*RECORDS FOR THE TASK*:
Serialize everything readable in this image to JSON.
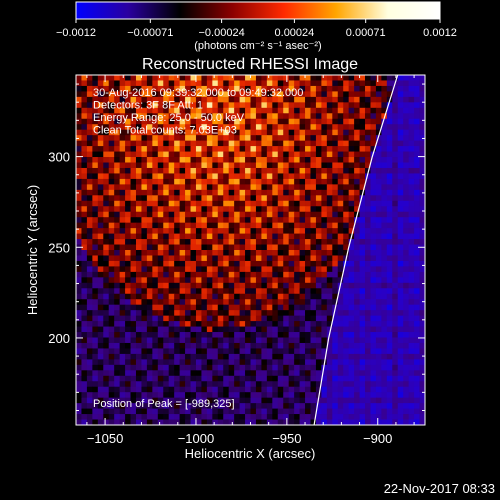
{
  "chart_data": {
    "type": "heatmap",
    "title": "Reconstructed RHESSI Image",
    "xlabel": "Heliocentric X (arcsec)",
    "ylabel": "Heliocentric Y (arcsec)",
    "xlim": [
      -1066,
      -874
    ],
    "ylim": [
      152,
      345
    ],
    "x_ticks": [
      {
        "value": -1050,
        "label": "−1050"
      },
      {
        "value": -1000,
        "label": "−1000"
      },
      {
        "value": -950,
        "label": "−950"
      },
      {
        "value": -900,
        "label": "−900"
      }
    ],
    "y_ticks": [
      {
        "value": 200,
        "label": "200"
      },
      {
        "value": 250,
        "label": "250"
      },
      {
        "value": 300,
        "label": "300"
      }
    ],
    "colorbar": {
      "min": -0.0012,
      "max": 0.0012,
      "ticks": [
        {
          "value": -0.0012,
          "label": "−0.0012"
        },
        {
          "value": -0.00071,
          "label": "−0.00071"
        },
        {
          "value": -0.00024,
          "label": "−0.00024"
        },
        {
          "value": 0.00024,
          "label": "0.00024"
        },
        {
          "value": 0.00071,
          "label": "0.00071"
        },
        {
          "value": 0.0012,
          "label": "0.0012"
        }
      ],
      "unit_label": "(photons cm⁻² s⁻¹ asec⁻²)",
      "colors": [
        "#0000ff",
        "#2a00a0",
        "#000000",
        "#8b0000",
        "#ff2a00",
        "#ffa500",
        "#ffffe0",
        "#ffffff"
      ]
    },
    "annotations": [
      "30-Aug-2016 09:39:32.000 to 09:49:32.000",
      "Detectors: 3F 8F  Att: 1",
      "Energy Range: 25.0 - 50.0 keV",
      "Clean      Total counts: 7.03E+03"
    ],
    "peak_label": "Position of Peak = [-989,325]",
    "limb": [
      {
        "x": -935,
        "y": 152
      },
      {
        "x": -927,
        "y": 200
      },
      {
        "x": -916,
        "y": 250
      },
      {
        "x": -903,
        "y": 300
      },
      {
        "x": -889,
        "y": 345
      }
    ],
    "peak": {
      "x": -989,
      "y": 325
    }
  },
  "footer_timestamp": "22-Nov-2017 08:33"
}
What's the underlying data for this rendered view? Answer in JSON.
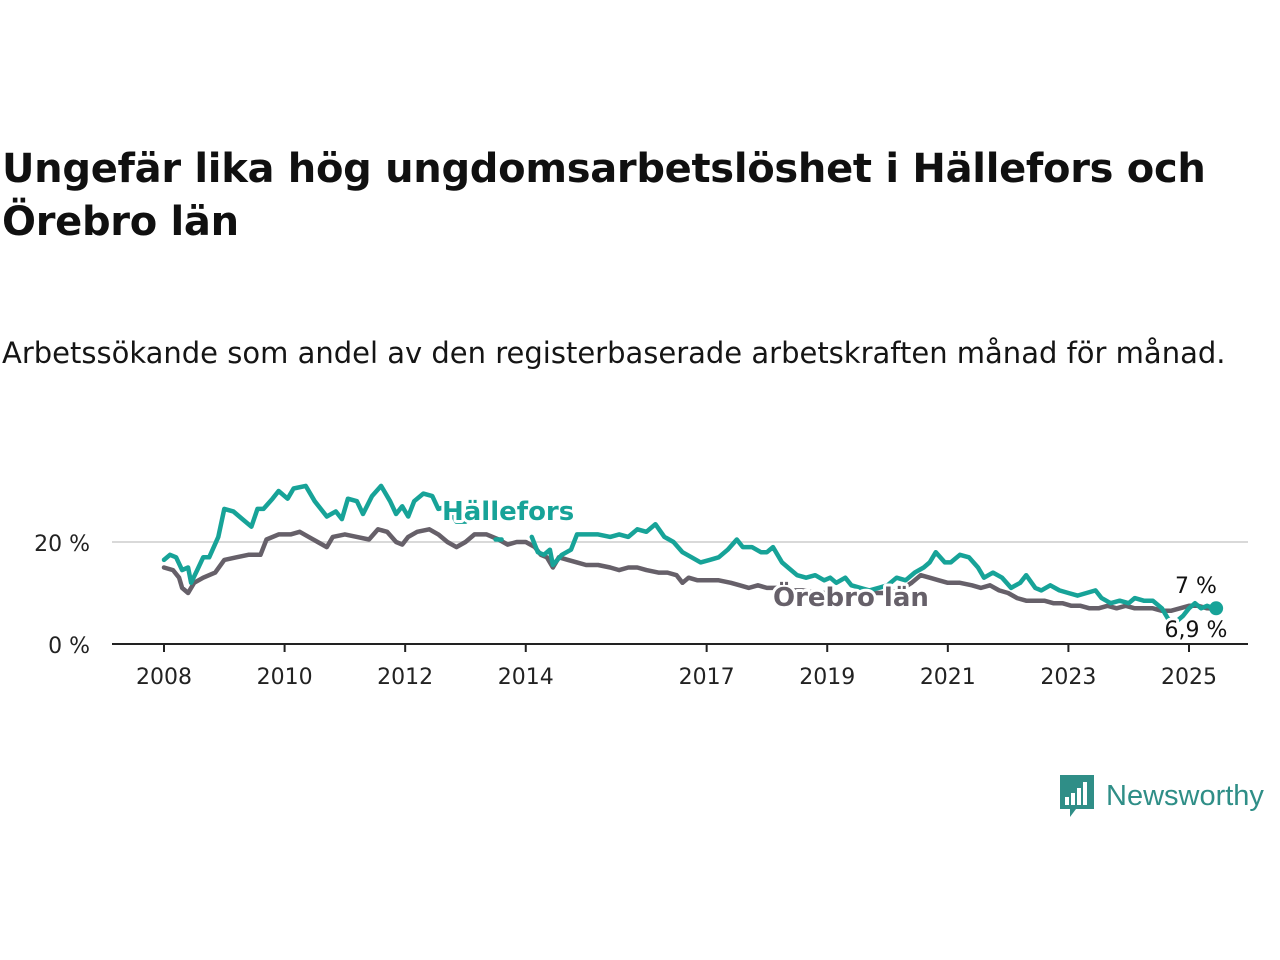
{
  "title": "Ungefär lika hög ungdomsarbetslöshet i Hällefors och Örebro län",
  "subtitle": "Arbetssökande som andel av den registerbaserade arbetskraften månad för månad.",
  "brand": {
    "name": "Newsworthy",
    "color": "#2f8e87",
    "icon": "bar-chart-speech-bubble-icon"
  },
  "chart_data": {
    "type": "line",
    "ylim": [
      0,
      30
    ],
    "y_ticks": [
      {
        "value": 0,
        "label": "0 %"
      },
      {
        "value": 20,
        "label": "20 %"
      }
    ],
    "x_ticks": [
      {
        "value": 2008,
        "label": "2008"
      },
      {
        "value": 2010,
        "label": "2010"
      },
      {
        "value": 2012,
        "label": "2012"
      },
      {
        "value": 2014,
        "label": "2014"
      },
      {
        "value": 2017,
        "label": "2017"
      },
      {
        "value": 2019,
        "label": "2019"
      },
      {
        "value": 2021,
        "label": "2021"
      },
      {
        "value": 2023,
        "label": "2023"
      },
      {
        "value": 2025,
        "label": "2025"
      }
    ],
    "grid": "horizontal",
    "series": [
      {
        "name": "Hällefors",
        "color": "#17a398",
        "end_label": "7 %",
        "points": [
          [
            2008.0,
            16.5
          ],
          [
            2008.1,
            17.5
          ],
          [
            2008.2,
            17.0
          ],
          [
            2008.3,
            14.5
          ],
          [
            2008.4,
            15.0
          ],
          [
            2008.45,
            12.0
          ],
          [
            2008.55,
            14.5
          ],
          [
            2008.65,
            17.0
          ],
          [
            2008.75,
            17.0
          ],
          [
            2008.9,
            21.0
          ],
          [
            2009.0,
            26.5
          ],
          [
            2009.15,
            26.0
          ],
          [
            2009.3,
            24.5
          ],
          [
            2009.45,
            23.0
          ],
          [
            2009.55,
            26.5
          ],
          [
            2009.65,
            26.5
          ],
          [
            2009.8,
            28.5
          ],
          [
            2009.9,
            30.0
          ],
          [
            2010.05,
            28.5
          ],
          [
            2010.15,
            30.5
          ],
          [
            2010.35,
            31.0
          ],
          [
            2010.5,
            28.0
          ],
          [
            2010.7,
            25.0
          ],
          [
            2010.85,
            26.0
          ],
          [
            2010.95,
            24.5
          ],
          [
            2011.05,
            28.5
          ],
          [
            2011.2,
            28.0
          ],
          [
            2011.3,
            25.5
          ],
          [
            2011.45,
            29.0
          ],
          [
            2011.6,
            31.0
          ],
          [
            2011.75,
            28.0
          ],
          [
            2011.85,
            25.5
          ],
          [
            2011.95,
            27.0
          ],
          [
            2012.05,
            25.0
          ],
          [
            2012.15,
            28.0
          ],
          [
            2012.3,
            29.5
          ],
          [
            2012.45,
            29.0
          ],
          [
            2012.55,
            26.5
          ],
          [
            2012.7,
            27.0
          ],
          [
            2012.85,
            24.0
          ],
          [
            2013.0,
            24.0
          ]
        ],
        "points_2": [
          [
            2013.5,
            20.5
          ],
          [
            2013.6,
            20.5
          ]
        ],
        "points_3": [
          [
            2014.1,
            21.0
          ],
          [
            2014.2,
            18.0
          ],
          [
            2014.3,
            17.5
          ],
          [
            2014.4,
            18.5
          ],
          [
            2014.45,
            15.5
          ],
          [
            2014.6,
            17.5
          ],
          [
            2014.75,
            18.5
          ],
          [
            2014.85,
            21.5
          ],
          [
            2015.0,
            21.5
          ],
          [
            2015.2,
            21.5
          ],
          [
            2015.4,
            21.0
          ],
          [
            2015.55,
            21.5
          ],
          [
            2015.7,
            21.0
          ],
          [
            2015.85,
            22.5
          ],
          [
            2016.0,
            22.0
          ],
          [
            2016.15,
            23.5
          ],
          [
            2016.3,
            21.0
          ],
          [
            2016.45,
            20.0
          ],
          [
            2016.6,
            18.0
          ],
          [
            2016.75,
            17.0
          ],
          [
            2016.9,
            16.0
          ],
          [
            2017.05,
            16.5
          ],
          [
            2017.2,
            17.0
          ],
          [
            2017.35,
            18.5
          ],
          [
            2017.5,
            20.5
          ],
          [
            2017.6,
            19.0
          ],
          [
            2017.75,
            19.0
          ],
          [
            2017.9,
            18.0
          ],
          [
            2018.0,
            18.0
          ],
          [
            2018.1,
            19.0
          ],
          [
            2018.25,
            16.0
          ],
          [
            2018.35,
            15.0
          ],
          [
            2018.5,
            13.5
          ],
          [
            2018.65,
            13.0
          ],
          [
            2018.8,
            13.5
          ],
          [
            2018.95,
            12.5
          ],
          [
            2019.05,
            13.0
          ],
          [
            2019.15,
            12.0
          ],
          [
            2019.3,
            13.0
          ],
          [
            2019.4,
            11.5
          ],
          [
            2019.55,
            11.0
          ],
          [
            2019.7,
            10.5
          ],
          [
            2019.85,
            11.0
          ],
          [
            2020.0,
            11.5
          ],
          [
            2020.15,
            13.0
          ],
          [
            2020.3,
            12.5
          ],
          [
            2020.45,
            14.0
          ],
          [
            2020.6,
            15.0
          ],
          [
            2020.7,
            16.0
          ],
          [
            2020.8,
            18.0
          ],
          [
            2020.95,
            16.0
          ],
          [
            2021.05,
            16.0
          ],
          [
            2021.2,
            17.5
          ],
          [
            2021.35,
            17.0
          ],
          [
            2021.5,
            15.0
          ],
          [
            2021.6,
            13.0
          ],
          [
            2021.75,
            14.0
          ],
          [
            2021.9,
            13.0
          ],
          [
            2022.05,
            11.0
          ],
          [
            2022.2,
            12.0
          ],
          [
            2022.3,
            13.5
          ],
          [
            2022.45,
            11.0
          ],
          [
            2022.55,
            10.5
          ],
          [
            2022.7,
            11.5
          ],
          [
            2022.85,
            10.5
          ],
          [
            2023.0,
            10.0
          ],
          [
            2023.15,
            9.5
          ],
          [
            2023.3,
            10.0
          ],
          [
            2023.45,
            10.5
          ],
          [
            2023.55,
            9.0
          ],
          [
            2023.7,
            8.0
          ],
          [
            2023.85,
            8.5
          ],
          [
            2024.0,
            8.0
          ],
          [
            2024.1,
            9.0
          ],
          [
            2024.25,
            8.5
          ],
          [
            2024.4,
            8.5
          ],
          [
            2024.55,
            7.0
          ],
          [
            2024.65,
            5.0
          ],
          [
            2024.75,
            4.0
          ],
          [
            2024.9,
            5.5
          ],
          [
            2025.0,
            7.0
          ],
          [
            2025.1,
            8.0
          ],
          [
            2025.2,
            7.0
          ],
          [
            2025.3,
            7.5
          ],
          [
            2025.4,
            7.0
          ],
          [
            2025.45,
            7.0
          ]
        ]
      },
      {
        "name": "Örebro län",
        "color": "#666069",
        "end_label": "6,9 %",
        "points": [
          [
            2008.0,
            15.0
          ],
          [
            2008.15,
            14.5
          ],
          [
            2008.25,
            13.0
          ],
          [
            2008.3,
            11.0
          ],
          [
            2008.4,
            10.0
          ],
          [
            2008.5,
            12.0
          ],
          [
            2008.65,
            13.0
          ],
          [
            2008.85,
            14.0
          ],
          [
            2009.0,
            16.5
          ],
          [
            2009.2,
            17.0
          ],
          [
            2009.4,
            17.5
          ],
          [
            2009.6,
            17.5
          ],
          [
            2009.7,
            20.5
          ],
          [
            2009.9,
            21.5
          ],
          [
            2010.1,
            21.5
          ],
          [
            2010.25,
            22.0
          ],
          [
            2010.4,
            21.0
          ],
          [
            2010.55,
            20.0
          ],
          [
            2010.7,
            19.0
          ],
          [
            2010.8,
            21.0
          ],
          [
            2011.0,
            21.5
          ],
          [
            2011.2,
            21.0
          ],
          [
            2011.4,
            20.5
          ],
          [
            2011.55,
            22.5
          ],
          [
            2011.7,
            22.0
          ],
          [
            2011.85,
            20.0
          ],
          [
            2011.95,
            19.5
          ],
          [
            2012.05,
            21.0
          ],
          [
            2012.2,
            22.0
          ],
          [
            2012.4,
            22.5
          ],
          [
            2012.55,
            21.5
          ],
          [
            2012.7,
            20.0
          ],
          [
            2012.85,
            19.0
          ],
          [
            2013.0,
            20.0
          ],
          [
            2013.15,
            21.5
          ],
          [
            2013.35,
            21.5
          ],
          [
            2013.55,
            20.5
          ],
          [
            2013.7,
            19.5
          ],
          [
            2013.85,
            20.0
          ],
          [
            2014.0,
            20.0
          ],
          [
            2014.15,
            19.0
          ],
          [
            2014.25,
            17.5
          ],
          [
            2014.35,
            17.0
          ],
          [
            2014.45,
            15.0
          ],
          [
            2014.55,
            17.0
          ],
          [
            2014.7,
            16.5
          ],
          [
            2014.85,
            16.0
          ],
          [
            2015.0,
            15.5
          ],
          [
            2015.2,
            15.5
          ],
          [
            2015.4,
            15.0
          ],
          [
            2015.55,
            14.5
          ],
          [
            2015.7,
            15.0
          ],
          [
            2015.85,
            15.0
          ],
          [
            2016.0,
            14.5
          ],
          [
            2016.2,
            14.0
          ],
          [
            2016.35,
            14.0
          ],
          [
            2016.5,
            13.5
          ],
          [
            2016.6,
            12.0
          ],
          [
            2016.7,
            13.0
          ],
          [
            2016.85,
            12.5
          ],
          [
            2017.0,
            12.5
          ],
          [
            2017.2,
            12.5
          ],
          [
            2017.4,
            12.0
          ],
          [
            2017.55,
            11.5
          ],
          [
            2017.7,
            11.0
          ],
          [
            2017.85,
            11.5
          ],
          [
            2018.0,
            11.0
          ],
          [
            2018.2,
            11.0
          ],
          [
            2018.4,
            10.5
          ],
          [
            2018.6,
            10.5
          ],
          [
            2018.8,
            10.0
          ],
          [
            2019.0,
            10.0
          ],
          [
            2019.2,
            9.5
          ],
          [
            2019.4,
            10.0
          ],
          [
            2019.6,
            10.0
          ],
          [
            2019.8,
            10.0
          ],
          [
            2020.0,
            10.0
          ],
          [
            2020.2,
            10.5
          ],
          [
            2020.4,
            12.0
          ],
          [
            2020.55,
            13.5
          ],
          [
            2020.7,
            13.0
          ],
          [
            2020.85,
            12.5
          ],
          [
            2021.0,
            12.0
          ],
          [
            2021.2,
            12.0
          ],
          [
            2021.4,
            11.5
          ],
          [
            2021.55,
            11.0
          ],
          [
            2021.7,
            11.5
          ],
          [
            2021.85,
            10.5
          ],
          [
            2022.0,
            10.0
          ],
          [
            2022.15,
            9.0
          ],
          [
            2022.3,
            8.5
          ],
          [
            2022.45,
            8.5
          ],
          [
            2022.6,
            8.5
          ],
          [
            2022.75,
            8.0
          ],
          [
            2022.9,
            8.0
          ],
          [
            2023.05,
            7.5
          ],
          [
            2023.2,
            7.5
          ],
          [
            2023.35,
            7.0
          ],
          [
            2023.5,
            7.0
          ],
          [
            2023.65,
            7.5
          ],
          [
            2023.8,
            7.0
          ],
          [
            2023.95,
            7.5
          ],
          [
            2024.1,
            7.0
          ],
          [
            2024.25,
            7.0
          ],
          [
            2024.4,
            7.0
          ],
          [
            2024.55,
            6.5
          ],
          [
            2024.7,
            6.5
          ],
          [
            2024.85,
            7.0
          ],
          [
            2025.0,
            7.5
          ],
          [
            2025.15,
            7.5
          ],
          [
            2025.3,
            7.0
          ],
          [
            2025.45,
            6.9
          ]
        ]
      }
    ]
  }
}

*TASK GOAL*:
Scan the listing above for the word "Hällefors" and copy every line that holds it.

*TASK RESPONSE*:
  "title": "Ungefär lika hög ungdomsarbetslöshet i Hällefors och Örebro län",
        "name": "Hällefors",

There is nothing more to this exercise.